**Problem:** Could you copy the items word for word, starting at the first line and continuing through the line that contains "reserve-spot-button[interactable]: Reserve your", both ends included?

:: Provided records ::

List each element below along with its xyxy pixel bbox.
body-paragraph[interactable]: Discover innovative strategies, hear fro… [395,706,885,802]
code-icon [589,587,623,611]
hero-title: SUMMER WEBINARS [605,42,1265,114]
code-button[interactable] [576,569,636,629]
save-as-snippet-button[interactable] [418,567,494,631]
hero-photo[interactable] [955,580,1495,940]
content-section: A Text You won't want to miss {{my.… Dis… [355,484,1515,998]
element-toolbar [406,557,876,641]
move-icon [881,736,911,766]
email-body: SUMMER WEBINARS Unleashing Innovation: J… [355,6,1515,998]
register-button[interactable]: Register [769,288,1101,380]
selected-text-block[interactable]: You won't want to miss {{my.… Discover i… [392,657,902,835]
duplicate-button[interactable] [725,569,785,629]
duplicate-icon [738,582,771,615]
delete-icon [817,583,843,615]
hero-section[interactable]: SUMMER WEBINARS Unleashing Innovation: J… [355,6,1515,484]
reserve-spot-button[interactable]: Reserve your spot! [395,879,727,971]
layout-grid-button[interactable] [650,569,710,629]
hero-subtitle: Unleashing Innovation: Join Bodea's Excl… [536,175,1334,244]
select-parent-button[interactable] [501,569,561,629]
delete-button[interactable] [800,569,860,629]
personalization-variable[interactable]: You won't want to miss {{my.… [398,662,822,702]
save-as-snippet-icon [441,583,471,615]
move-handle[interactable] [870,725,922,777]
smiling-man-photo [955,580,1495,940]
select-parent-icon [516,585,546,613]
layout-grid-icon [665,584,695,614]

:::

**Exercise response:**
List each element below along with its xyxy pixel bbox.
body-paragraph[interactable]: Discover innovative strategies, hear fro… [395,706,885,802]
code-icon [589,587,623,611]
hero-title: SUMMER WEBINARS [605,42,1265,114]
code-button[interactable] [576,569,636,629]
save-as-snippet-button[interactable] [418,567,494,631]
hero-photo[interactable] [955,580,1495,940]
content-section: A Text You won't want to miss {{my.… Dis… [355,484,1515,998]
element-toolbar [406,557,876,641]
move-icon [881,736,911,766]
email-body: SUMMER WEBINARS Unleashing Innovation: J… [355,6,1515,998]
register-button[interactable]: Register [769,288,1101,380]
selected-text-block[interactable]: You won't want to miss {{my.… Discover i… [392,657,902,835]
duplicate-button[interactable] [725,569,785,629]
duplicate-icon [738,582,771,615]
delete-icon [817,583,843,615]
hero-section[interactable]: SUMMER WEBINARS Unleashing Innovation: J… [355,6,1515,484]
reserve-spot-button[interactable]: Reserve your spot! [395,879,727,971]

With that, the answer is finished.